* PROMPT *
Give only the number of lines in the data that include the string "next".

________

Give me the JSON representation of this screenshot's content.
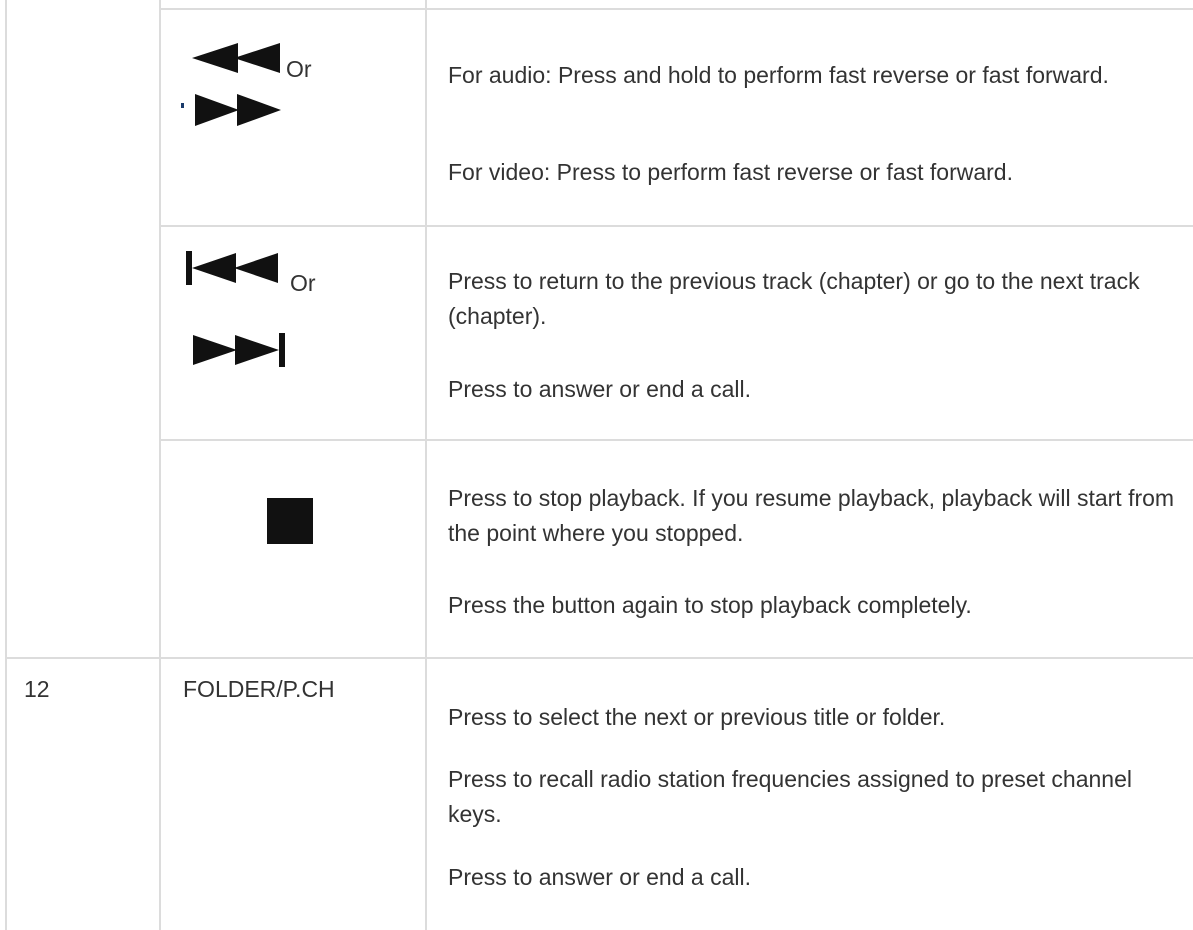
{
  "rows": [
    {
      "number": "",
      "icon_names": [
        "fast-reverse-icon",
        "fast-forward-icon"
      ],
      "or_label": "Or",
      "paragraphs": [
        "For audio: Press and hold to perform fast reverse or fast forward.",
        "For video: Press to perform fast reverse or fast forward."
      ]
    },
    {
      "number": "",
      "icon_names": [
        "previous-track-icon",
        "next-track-icon"
      ],
      "or_label": "Or",
      "paragraphs": [
        "Press to return to the previous track (chapter) or go to the next track (chapter).",
        "Press to answer or end a call."
      ]
    },
    {
      "number": "",
      "icon_names": [
        "stop-icon"
      ],
      "paragraphs": [
        "Press to stop playback. If you resume playback, playback will start from the point where you stopped.",
        "Press the button again to stop playback completely."
      ]
    },
    {
      "number": "12",
      "button_label": "FOLDER/P.CH",
      "paragraphs": [
        "Press to select the next or previous title or folder.",
        "Press to recall radio station frequencies assigned to preset channel keys.",
        "Press to answer or end a call."
      ]
    }
  ],
  "colors": {
    "border": "#dcdcdc",
    "text": "#333333",
    "icon": "#111111"
  }
}
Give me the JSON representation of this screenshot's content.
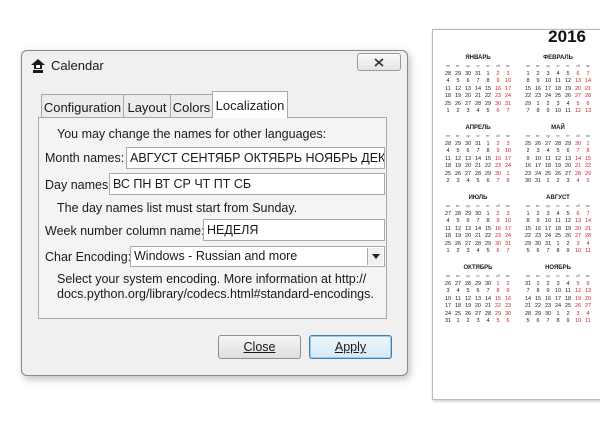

________

* WRITTEN ANSWER *
3